_Short task_: Transcribe the listing in full, excluding any pictures.

_Extracted records_:
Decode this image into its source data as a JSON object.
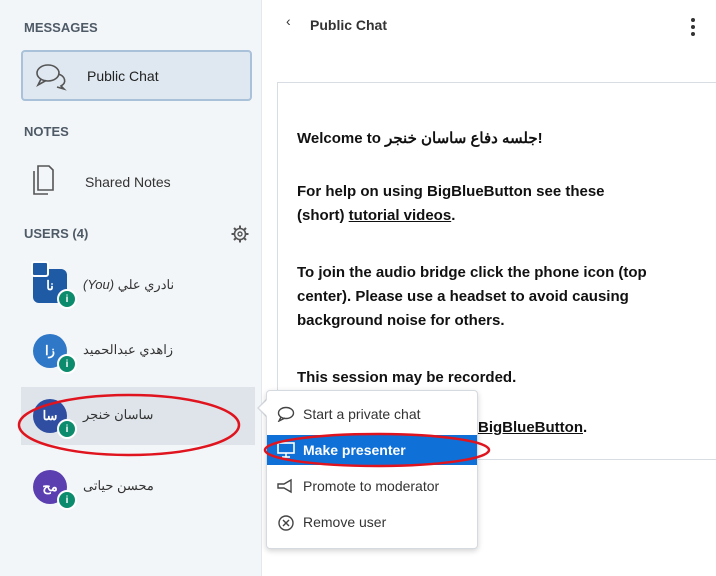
{
  "sidebar": {
    "messages_title": "MESSAGES",
    "public_chat_label": "Public Chat",
    "notes_title": "NOTES",
    "shared_notes_label": "Shared Notes",
    "users_title": "USERS (4)",
    "users": [
      {
        "initials": "نا",
        "name": "نادري علي",
        "you_tag": "(You)",
        "color": "#1f5aa5",
        "presenter": true
      },
      {
        "initials": "زا",
        "name": "زاهدي عبدالحميد",
        "color": "#2f78c7"
      },
      {
        "initials": "سا",
        "name": "ساسان خنجر",
        "color": "#2f4ea1",
        "selected": true
      },
      {
        "initials": "مح",
        "name": "محسن حياتی",
        "color": "#5b3fb0"
      }
    ]
  },
  "header": {
    "back_icon": "‹",
    "title": "Public Chat"
  },
  "welcome": {
    "line1": "Welcome to جلسه دفاع ساسان خنجر!",
    "line2a": "For help on using BigBlueButton see these",
    "line2b_pre": "(short) ",
    "line2b_link": "tutorial videos",
    "line2b_post": ".",
    "line3a": "To join the audio bridge click the phone icon (top",
    "line3b": "center). Please use a headset to avoid causing",
    "line3c": "background noise for others.",
    "line4": "This session may be recorded.",
    "line5_link": "BigBlueButton",
    "line5_post": "."
  },
  "context_menu": {
    "items": [
      {
        "label": "Start a private chat",
        "icon": "chat-bubble-icon"
      },
      {
        "label": "Make presenter",
        "icon": "presentation-icon"
      },
      {
        "label": "Promote to moderator",
        "icon": "promote-icon"
      },
      {
        "label": "Remove user",
        "icon": "circle-x-icon"
      }
    ]
  },
  "colors": {
    "accent": "#0f70d7",
    "annotation": "#e0141e",
    "mic_badge": "#0c8c6c"
  }
}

_Answer to the exercise_:
Decode this image into its source data as a JSON object.
{
  "sidebar": {
    "messages_title": "MESSAGES",
    "public_chat_label": "Public Chat",
    "notes_title": "NOTES",
    "shared_notes_label": "Shared Notes",
    "users_title": "USERS (4)",
    "users": [
      {
        "initials": "نا",
        "name": "نادري علي",
        "you_tag": "(You)",
        "color": "#1f5aa5",
        "presenter": true
      },
      {
        "initials": "زا",
        "name": "زاهدي عبدالحميد",
        "color": "#2f78c7"
      },
      {
        "initials": "سا",
        "name": "ساسان خنجر",
        "color": "#2f4ea1",
        "selected": true
      },
      {
        "initials": "مح",
        "name": "محسن حياتی",
        "color": "#5b3fb0"
      }
    ]
  },
  "header": {
    "back_icon": "‹",
    "title": "Public Chat"
  },
  "welcome": {
    "line1": "Welcome to جلسه دفاع ساسان خنجر!",
    "line2a": "For help on using BigBlueButton see these",
    "line2b_pre": "(short) ",
    "line2b_link": "tutorial videos",
    "line2b_post": ".",
    "line3a": "To join the audio bridge click the phone icon (top",
    "line3b": "center). Please use a headset to avoid causing",
    "line3c": "background noise for others.",
    "line4": "This session may be recorded.",
    "line5_link": "BigBlueButton",
    "line5_post": "."
  },
  "context_menu": {
    "items": [
      {
        "label": "Start a private chat",
        "icon": "chat-bubble-icon"
      },
      {
        "label": "Make presenter",
        "icon": "presentation-icon"
      },
      {
        "label": "Promote to moderator",
        "icon": "promote-icon"
      },
      {
        "label": "Remove user",
        "icon": "circle-x-icon"
      }
    ]
  },
  "colors": {
    "accent": "#0f70d7",
    "annotation": "#e0141e",
    "mic_badge": "#0c8c6c"
  }
}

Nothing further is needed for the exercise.